:: PROVIDED RECORDS

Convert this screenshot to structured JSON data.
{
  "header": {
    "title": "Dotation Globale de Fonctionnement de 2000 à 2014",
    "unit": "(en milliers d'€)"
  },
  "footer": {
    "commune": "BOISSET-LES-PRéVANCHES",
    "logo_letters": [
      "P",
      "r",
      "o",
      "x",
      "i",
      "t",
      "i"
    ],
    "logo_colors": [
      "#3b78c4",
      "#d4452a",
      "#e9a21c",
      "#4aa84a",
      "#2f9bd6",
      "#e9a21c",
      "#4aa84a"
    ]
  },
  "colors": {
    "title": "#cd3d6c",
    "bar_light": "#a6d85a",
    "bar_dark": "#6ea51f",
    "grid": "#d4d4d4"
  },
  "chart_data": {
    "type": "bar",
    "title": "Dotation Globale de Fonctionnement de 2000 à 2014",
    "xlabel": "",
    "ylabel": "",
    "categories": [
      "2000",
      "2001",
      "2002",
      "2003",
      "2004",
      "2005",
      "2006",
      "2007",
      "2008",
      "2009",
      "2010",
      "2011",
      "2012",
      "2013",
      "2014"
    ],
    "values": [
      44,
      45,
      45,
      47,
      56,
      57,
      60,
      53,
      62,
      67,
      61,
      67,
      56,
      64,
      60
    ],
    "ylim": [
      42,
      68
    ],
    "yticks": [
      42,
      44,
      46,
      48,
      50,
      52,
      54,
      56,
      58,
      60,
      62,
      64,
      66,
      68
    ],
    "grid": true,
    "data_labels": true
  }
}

::::

▶ **REQUIRED TASK**: Copy the material above verbatim.

▶ **WRITTEN SOLUTION**:
Convert this screenshot to structured JSON data.
{
  "header": {
    "title": "Dotation Globale de Fonctionnement de 2000 à 2014",
    "unit": "(en milliers d'€)"
  },
  "footer": {
    "commune": "BOISSET-LES-PRéVANCHES",
    "logo_letters": [
      "P",
      "r",
      "o",
      "x",
      "i",
      "t",
      "i"
    ],
    "logo_colors": [
      "#3b78c4",
      "#d4452a",
      "#e9a21c",
      "#4aa84a",
      "#2f9bd6",
      "#e9a21c",
      "#4aa84a"
    ]
  },
  "colors": {
    "title": "#cd3d6c",
    "bar_light": "#a6d85a",
    "bar_dark": "#6ea51f",
    "grid": "#d4d4d4"
  },
  "chart_data": {
    "type": "bar",
    "title": "Dotation Globale de Fonctionnement de 2000 à 2014",
    "xlabel": "",
    "ylabel": "",
    "categories": [
      "2000",
      "2001",
      "2002",
      "2003",
      "2004",
      "2005",
      "2006",
      "2007",
      "2008",
      "2009",
      "2010",
      "2011",
      "2012",
      "2013",
      "2014"
    ],
    "values": [
      44,
      45,
      45,
      47,
      56,
      57,
      60,
      53,
      62,
      67,
      61,
      67,
      56,
      64,
      60
    ],
    "ylim": [
      42,
      68
    ],
    "yticks": [
      42,
      44,
      46,
      48,
      50,
      52,
      54,
      56,
      58,
      60,
      62,
      64,
      66,
      68
    ],
    "grid": true,
    "data_labels": true
  }
}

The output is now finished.